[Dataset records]
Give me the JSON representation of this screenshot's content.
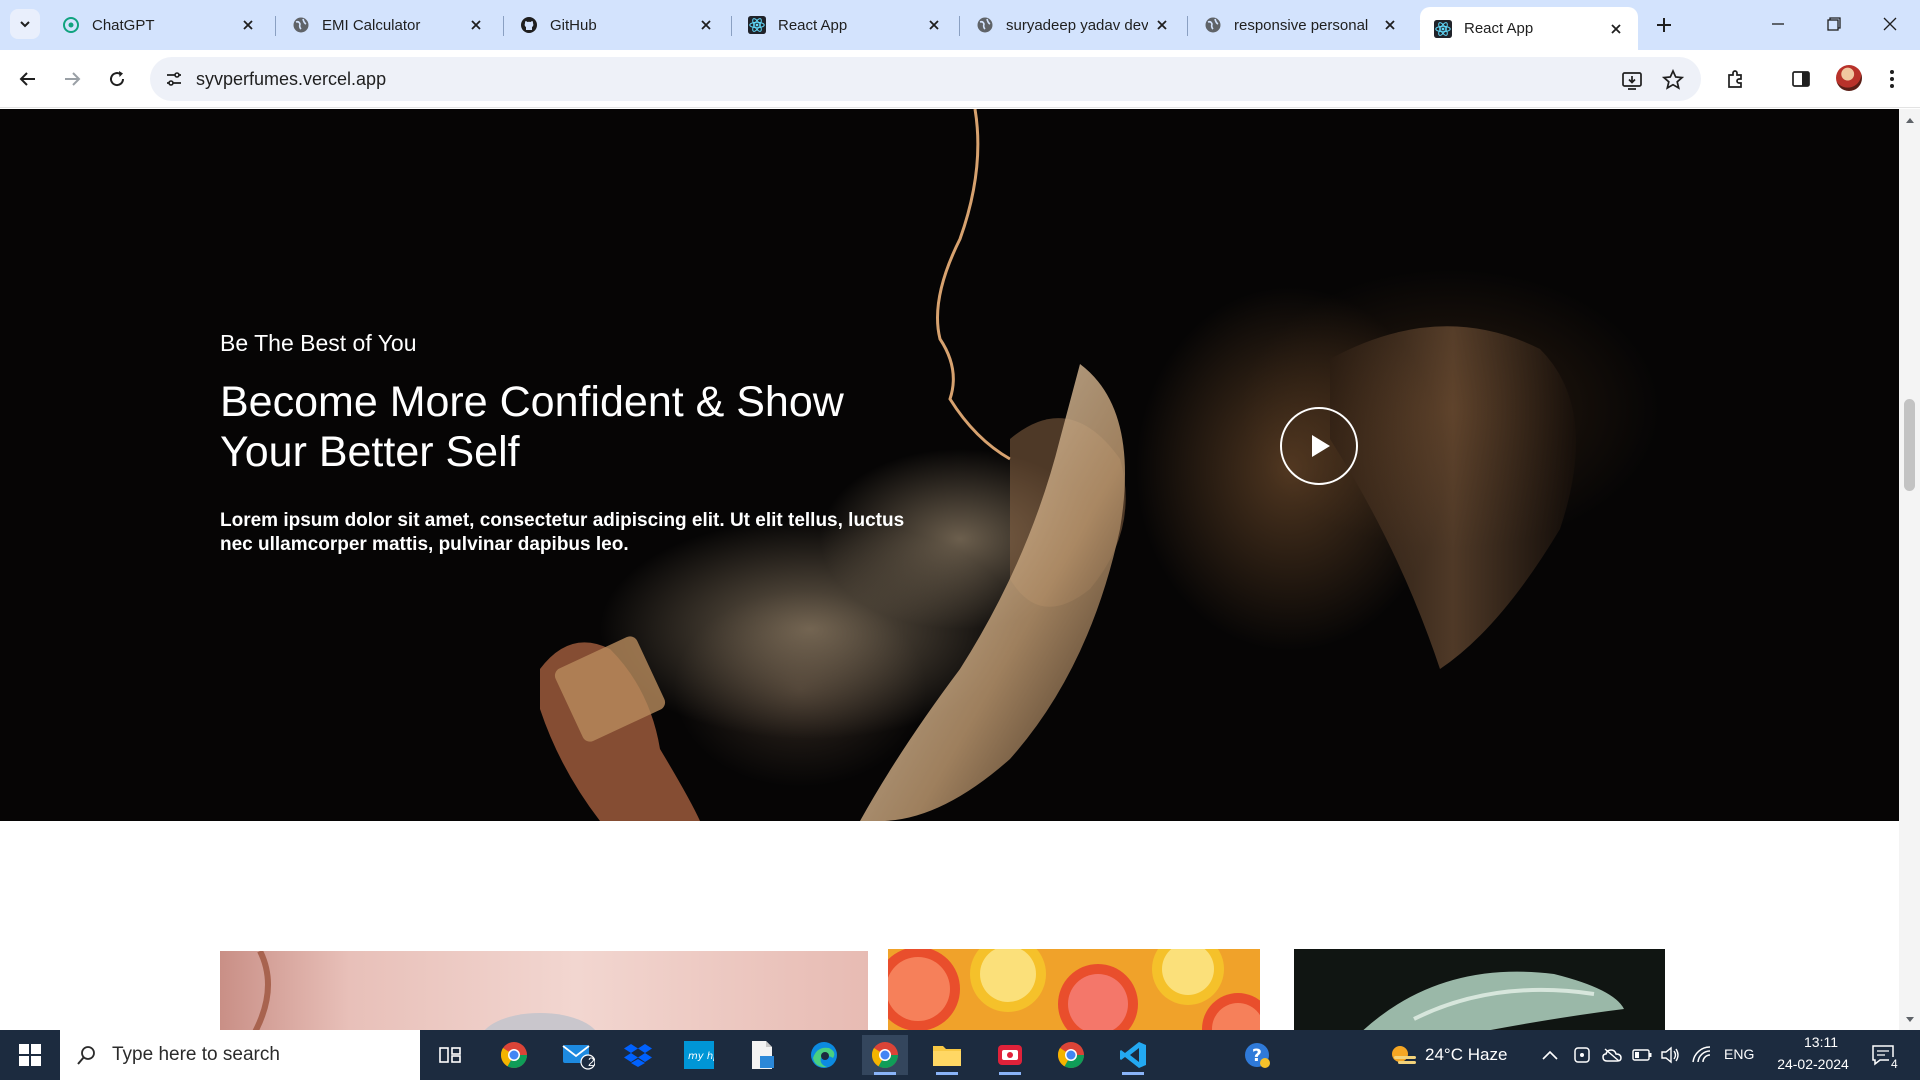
{
  "browser": {
    "tabs": [
      {
        "title": "ChatGPT",
        "icon": "chatgpt-icon",
        "active": false
      },
      {
        "title": "EMI Calculator",
        "icon": "globe-icon",
        "active": false
      },
      {
        "title": "GitHub",
        "icon": "github-icon",
        "active": false
      },
      {
        "title": "React App",
        "icon": "react-icon",
        "active": false
      },
      {
        "title": "suryadeep yadav dev",
        "icon": "globe-icon",
        "active": false
      },
      {
        "title": "responsive personal",
        "icon": "globe-icon",
        "active": false
      },
      {
        "title": "React App",
        "icon": "react-icon",
        "active": true
      }
    ],
    "url": "syvperfumes.vercel.app"
  },
  "hero": {
    "eyebrow": "Be The Best of You",
    "headline": "Become More Confident & Show Your Better Self",
    "description": "Lorem ipsum dolor sit amet, consectetur adipiscing elit. Ut elit tellus, luctus nec ullamcorper mattis, pulvinar dapibus leo."
  },
  "taskbar": {
    "search_placeholder": "Type here to search",
    "mail_badge": "2",
    "weather": "24°C  Haze",
    "language": "ENG",
    "time": "13:11",
    "date": "24-02-2024",
    "notification_count": "4"
  },
  "colors": {
    "tab_strip": "#d3e3fd",
    "hero_bg": "#060505",
    "taskbar": "#1c2b3f"
  }
}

Short exercise => Reproduce all entries without any change, and omit the pictures.

Solved exercise =>
Give me the JSON representation of this screenshot's content.
{
  "browser": {
    "tabs": [
      {
        "title": "ChatGPT",
        "icon": "chatgpt-icon",
        "active": false
      },
      {
        "title": "EMI Calculator",
        "icon": "globe-icon",
        "active": false
      },
      {
        "title": "GitHub",
        "icon": "github-icon",
        "active": false
      },
      {
        "title": "React App",
        "icon": "react-icon",
        "active": false
      },
      {
        "title": "suryadeep yadav dev",
        "icon": "globe-icon",
        "active": false
      },
      {
        "title": "responsive personal",
        "icon": "globe-icon",
        "active": false
      },
      {
        "title": "React App",
        "icon": "react-icon",
        "active": true
      }
    ],
    "url": "syvperfumes.vercel.app"
  },
  "hero": {
    "eyebrow": "Be The Best of You",
    "headline": "Become More Confident & Show Your Better Self",
    "description": "Lorem ipsum dolor sit amet, consectetur adipiscing elit. Ut elit tellus, luctus nec ullamcorper mattis, pulvinar dapibus leo."
  },
  "taskbar": {
    "search_placeholder": "Type here to search",
    "mail_badge": "2",
    "weather": "24°C  Haze",
    "language": "ENG",
    "time": "13:11",
    "date": "24-02-2024",
    "notification_count": "4"
  },
  "colors": {
    "tab_strip": "#d3e3fd",
    "hero_bg": "#060505",
    "taskbar": "#1c2b3f"
  }
}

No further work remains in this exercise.